** Start AVAILABLE RECORDS **
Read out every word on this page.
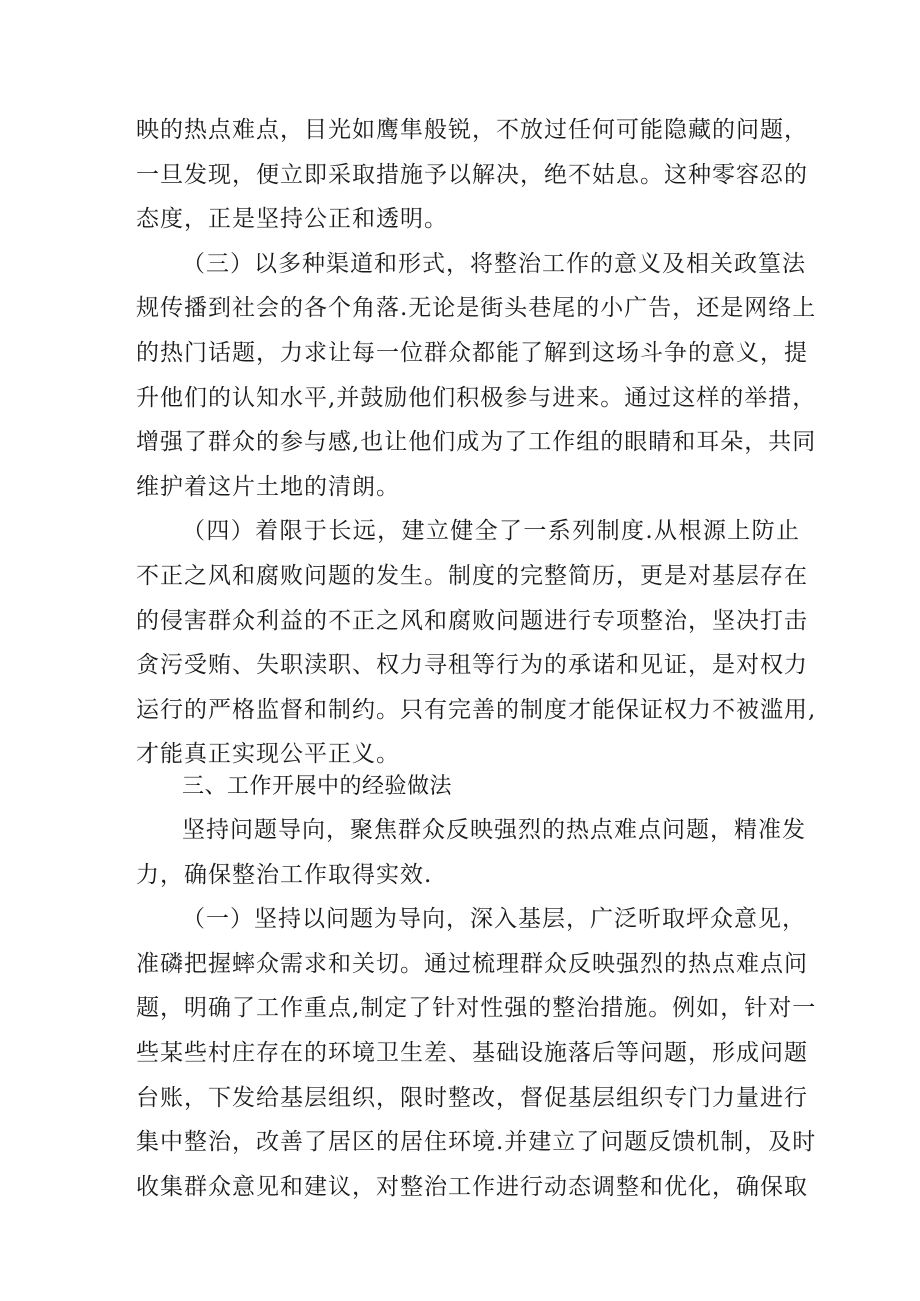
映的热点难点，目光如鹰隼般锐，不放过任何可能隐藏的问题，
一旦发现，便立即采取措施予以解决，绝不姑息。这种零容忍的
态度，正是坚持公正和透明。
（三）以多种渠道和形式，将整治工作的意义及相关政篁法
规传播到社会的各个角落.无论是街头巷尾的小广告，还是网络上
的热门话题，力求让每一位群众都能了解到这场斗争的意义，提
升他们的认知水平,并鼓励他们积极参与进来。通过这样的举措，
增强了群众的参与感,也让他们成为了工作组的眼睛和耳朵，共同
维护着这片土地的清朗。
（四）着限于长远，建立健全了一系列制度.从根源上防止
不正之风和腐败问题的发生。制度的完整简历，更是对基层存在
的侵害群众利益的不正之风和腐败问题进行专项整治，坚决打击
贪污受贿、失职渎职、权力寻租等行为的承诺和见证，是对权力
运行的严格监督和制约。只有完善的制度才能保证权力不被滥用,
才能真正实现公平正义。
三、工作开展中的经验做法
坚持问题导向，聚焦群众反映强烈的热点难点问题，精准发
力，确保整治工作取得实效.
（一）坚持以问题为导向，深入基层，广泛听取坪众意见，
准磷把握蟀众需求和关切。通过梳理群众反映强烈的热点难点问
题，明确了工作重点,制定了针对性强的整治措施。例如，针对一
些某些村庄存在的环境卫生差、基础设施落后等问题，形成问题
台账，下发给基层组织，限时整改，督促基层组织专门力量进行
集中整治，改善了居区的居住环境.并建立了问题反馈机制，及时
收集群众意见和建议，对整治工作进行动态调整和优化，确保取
** End AVAILABLE RECORDS **
→ GIVEN REQUEST:
Leave out the pictures and retype every line above exactly.

→ ANSWER TO THE TASK:
Read out every word on this page.
映的热点难点，目光如鹰隼般锐，不放过任何可能隐藏的问题，
一旦发现，便立即采取措施予以解决，绝不姑息。这种零容忍的
态度，正是坚持公正和透明。
（三）以多种渠道和形式，将整治工作的意义及相关政篁法
规传播到社会的各个角落.无论是街头巷尾的小广告，还是网络上
的热门话题，力求让每一位群众都能了解到这场斗争的意义，提
升他们的认知水平,并鼓励他们积极参与进来。通过这样的举措，
增强了群众的参与感,也让他们成为了工作组的眼睛和耳朵，共同
维护着这片土地的清朗。
（四）着限于长远，建立健全了一系列制度.从根源上防止
不正之风和腐败问题的发生。制度的完整简历，更是对基层存在
的侵害群众利益的不正之风和腐败问题进行专项整治，坚决打击
贪污受贿、失职渎职、权力寻租等行为的承诺和见证，是对权力
运行的严格监督和制约。只有完善的制度才能保证权力不被滥用,
才能真正实现公平正义。
三、工作开展中的经验做法
坚持问题导向，聚焦群众反映强烈的热点难点问题，精准发
力，确保整治工作取得实效.
（一）坚持以问题为导向，深入基层，广泛听取坪众意见，
准磷把握蟀众需求和关切。通过梳理群众反映强烈的热点难点问
题，明确了工作重点,制定了针对性强的整治措施。例如，针对一
些某些村庄存在的环境卫生差、基础设施落后等问题，形成问题
台账，下发给基层组织，限时整改，督促基层组织专门力量进行
集中整治，改善了居区的居住环境.并建立了问题反馈机制，及时
收集群众意见和建议，对整治工作进行动态调整和优化，确保取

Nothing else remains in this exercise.